WRITTEN INSTRUCTION
Please rewrite the lines from the one holding "x-tick-label: 1995: [342, 669, 373, 700]" through the one holding "x-tick-label: 1999: [510, 669, 541, 700]", both included, changing "y-tick-label" to "vertical-tick-label" and leaving everything else as it is.
┄┄┄┄┄┄
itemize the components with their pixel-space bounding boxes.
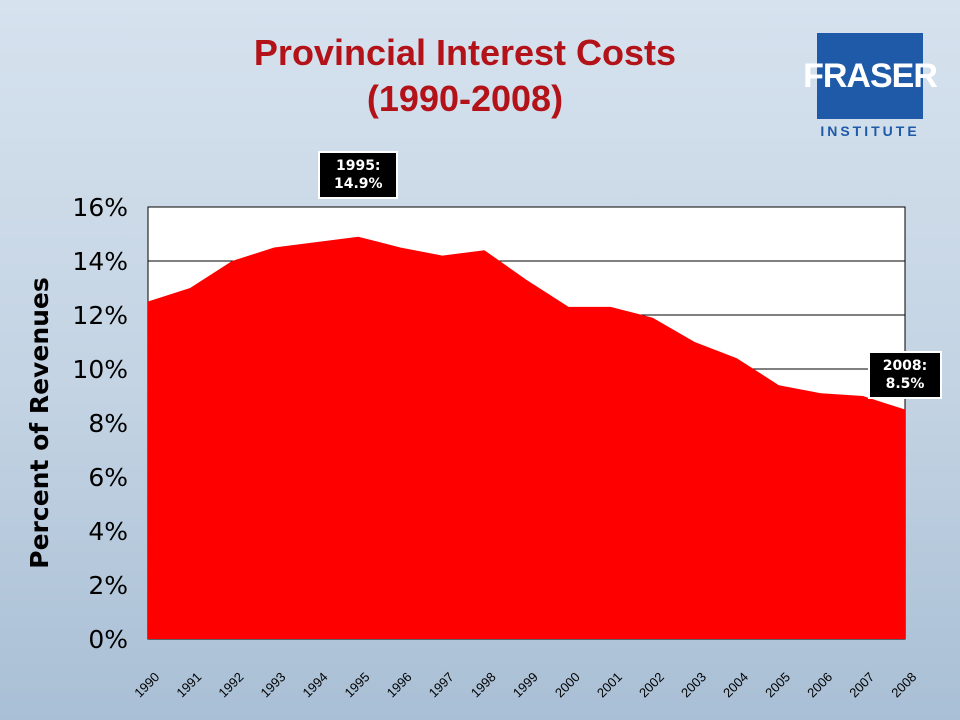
x-tick-label: 1995: [342, 669, 373, 700]
x-tick-label: 2005: [762, 669, 793, 700]
x-tick-labels: 1990 1991 1992 1993 1994 1995 1996 1997 1998 1999…: [131, 669, 919, 700]
y-tick-label: 0%: [88, 625, 128, 654]
x-tick-label: 1999: [510, 669, 541, 700]
annotation-1995: 1995: 14.9%: [318, 150, 399, 199]
y-tick-label: 10%: [72, 355, 128, 384]
y-tick-label: 16%: [72, 193, 128, 222]
x-tick-label: 2004: [720, 669, 751, 700]
x-tick-label: 1991: [173, 669, 204, 700]
x-tick-label: 2001: [594, 669, 625, 700]
x-tick-label: 2003: [678, 669, 709, 700]
chart-title-line1: Provincial Interest Costs: [253, 32, 677, 73]
y-tick-labels: 0% 2% 4% 6% 8% 10% 12% 14% 16%: [72, 193, 128, 654]
x-tick-label: 1997: [426, 669, 457, 700]
annotation-1995-year: 1995:: [335, 157, 381, 174]
annotation-2008-year: 2008:: [882, 357, 928, 374]
area-layer: [148, 236, 905, 639]
fraser-institute-logo: FRASER INSTITUTE: [803, 33, 938, 139]
y-tick-label: 8%: [88, 409, 128, 438]
x-tick-label: 1994: [300, 669, 331, 700]
y-tick-label: 12%: [72, 301, 128, 330]
y-tick-label: 4%: [88, 517, 128, 546]
x-tick-label: 2006: [804, 669, 835, 700]
chart-title: Provincial Interest Costs (1990-2008): [150, 30, 780, 122]
y-axis-label: Percent of Revenues: [25, 277, 54, 568]
logo-wordmark: FRASER: [803, 33, 938, 119]
x-tick-label: 2000: [552, 669, 583, 700]
y-tick-label: 14%: [72, 247, 128, 276]
x-tick-label: 1996: [384, 669, 415, 700]
annotation-1995-value: 14.9%: [333, 175, 383, 192]
area-series: [148, 236, 905, 639]
x-tick-label: 1993: [257, 669, 288, 700]
x-tick-label: 2007: [846, 669, 877, 700]
y-tick-label: 6%: [88, 463, 128, 492]
annotation-2008-value: 8.5%: [885, 375, 925, 392]
x-tick-label: 2008: [888, 669, 919, 700]
y-tick-label: 2%: [88, 571, 128, 600]
logo-subtitle: INSTITUTE: [820, 123, 920, 139]
chart-title-line2: (1990-2008): [366, 78, 564, 119]
x-tick-label: 1992: [215, 669, 246, 700]
x-tick-label: 2002: [636, 669, 667, 700]
annotation-2008: 2008: 8.5%: [868, 350, 942, 399]
x-tick-label: 1998: [468, 669, 499, 700]
x-tick-label: 1990: [131, 669, 162, 700]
┄┄┄┄┄┄
EXERCISE SOLUTION
x-tick-label: 1995: [342, 669, 373, 700]
x-tick-label: 2005: [762, 669, 793, 700]
x-tick-labels: 1990 1991 1992 1993 1994 1995 1996 1997 1998 1999…: [131, 669, 919, 700]
vertical-tick-label: 0%: [88, 625, 128, 654]
x-tick-label: 1999: [510, 669, 541, 700]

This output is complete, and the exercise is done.